+++ Extracted material
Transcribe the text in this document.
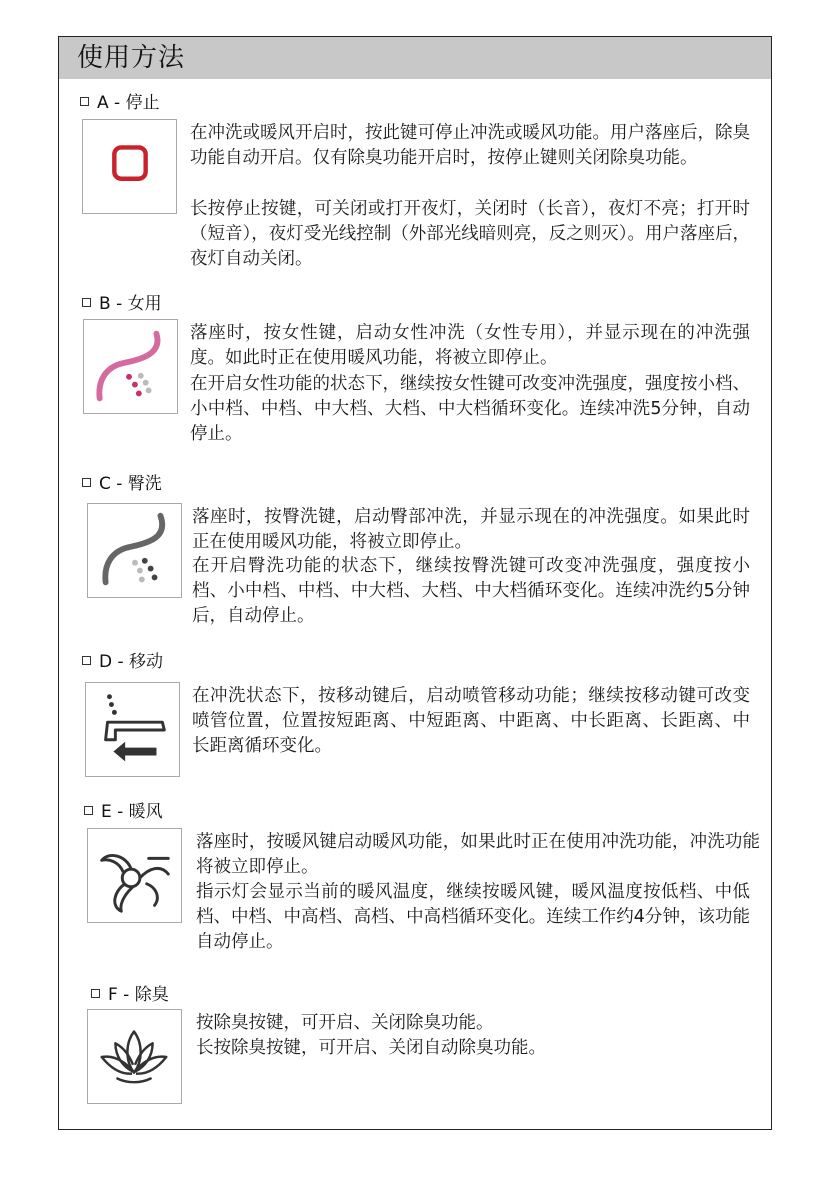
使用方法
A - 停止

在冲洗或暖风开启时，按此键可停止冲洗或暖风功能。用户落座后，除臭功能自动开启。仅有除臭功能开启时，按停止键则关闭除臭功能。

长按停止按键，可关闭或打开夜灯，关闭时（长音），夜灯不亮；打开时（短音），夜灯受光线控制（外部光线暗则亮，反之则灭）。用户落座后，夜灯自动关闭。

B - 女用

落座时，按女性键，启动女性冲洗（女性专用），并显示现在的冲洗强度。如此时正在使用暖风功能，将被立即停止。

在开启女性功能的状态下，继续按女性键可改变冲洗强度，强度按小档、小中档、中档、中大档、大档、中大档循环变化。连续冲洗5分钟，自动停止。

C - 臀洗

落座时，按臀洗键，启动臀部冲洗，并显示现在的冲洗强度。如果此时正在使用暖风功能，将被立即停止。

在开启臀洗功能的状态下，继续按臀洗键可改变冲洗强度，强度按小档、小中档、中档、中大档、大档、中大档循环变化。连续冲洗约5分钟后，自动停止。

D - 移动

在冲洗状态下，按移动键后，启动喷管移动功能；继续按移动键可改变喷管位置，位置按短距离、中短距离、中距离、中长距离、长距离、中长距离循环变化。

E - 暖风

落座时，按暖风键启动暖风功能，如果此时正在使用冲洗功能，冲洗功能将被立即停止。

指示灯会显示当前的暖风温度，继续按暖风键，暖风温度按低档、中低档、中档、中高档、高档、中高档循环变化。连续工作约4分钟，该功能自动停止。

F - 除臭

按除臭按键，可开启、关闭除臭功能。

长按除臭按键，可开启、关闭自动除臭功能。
++++++
Without the pictures, print the records in full, exactly as they appear.

Written answer:
Transcribe the text in this document.
使用方法
A - 停止

在冲洗或暖风开启时，按此键可停止冲洗或暖风功能。用户落座后，除臭功能自动开启。仅有除臭功能开启时，按停止键则关闭除臭功能。

长按停止按键，可关闭或打开夜灯，关闭时（长音），夜灯不亮；打开时（短音），夜灯受光线控制（外部光线暗则亮，反之则灭）。用户落座后，夜灯自动关闭。

B - 女用

落座时，按女性键，启动女性冲洗（女性专用），并显示现在的冲洗强度。如此时正在使用暖风功能，将被立即停止。

在开启女性功能的状态下，继续按女性键可改变冲洗强度，强度按小档、小中档、中档、中大档、大档、中大档循环变化。连续冲洗5分钟，自动停止。

C - 臀洗

落座时，按臀洗键，启动臀部冲洗，并显示现在的冲洗强度。如果此时正在使用暖风功能，将被立即停止。

在开启臀洗功能的状态下，继续按臀洗键可改变冲洗强度，强度按小档、小中档、中档、中大档、大档、中大档循环变化。连续冲洗约5分钟后，自动停止。

D - 移动

在冲洗状态下，按移动键后，启动喷管移动功能；继续按移动键可改变喷管位置，位置按短距离、中短距离、中距离、中长距离、长距离、中长距离循环变化。

E - 暖风

落座时，按暖风键启动暖风功能，如果此时正在使用冲洗功能，冲洗功能将被立即停止。

指示灯会显示当前的暖风温度，继续按暖风键，暖风温度按低档、中低档、中档、中高档、高档、中高档循环变化。连续工作约4分钟，该功能自动停止。

F - 除臭

按除臭按键，可开启、关闭除臭功能。

长按除臭按键，可开启、关闭自动除臭功能。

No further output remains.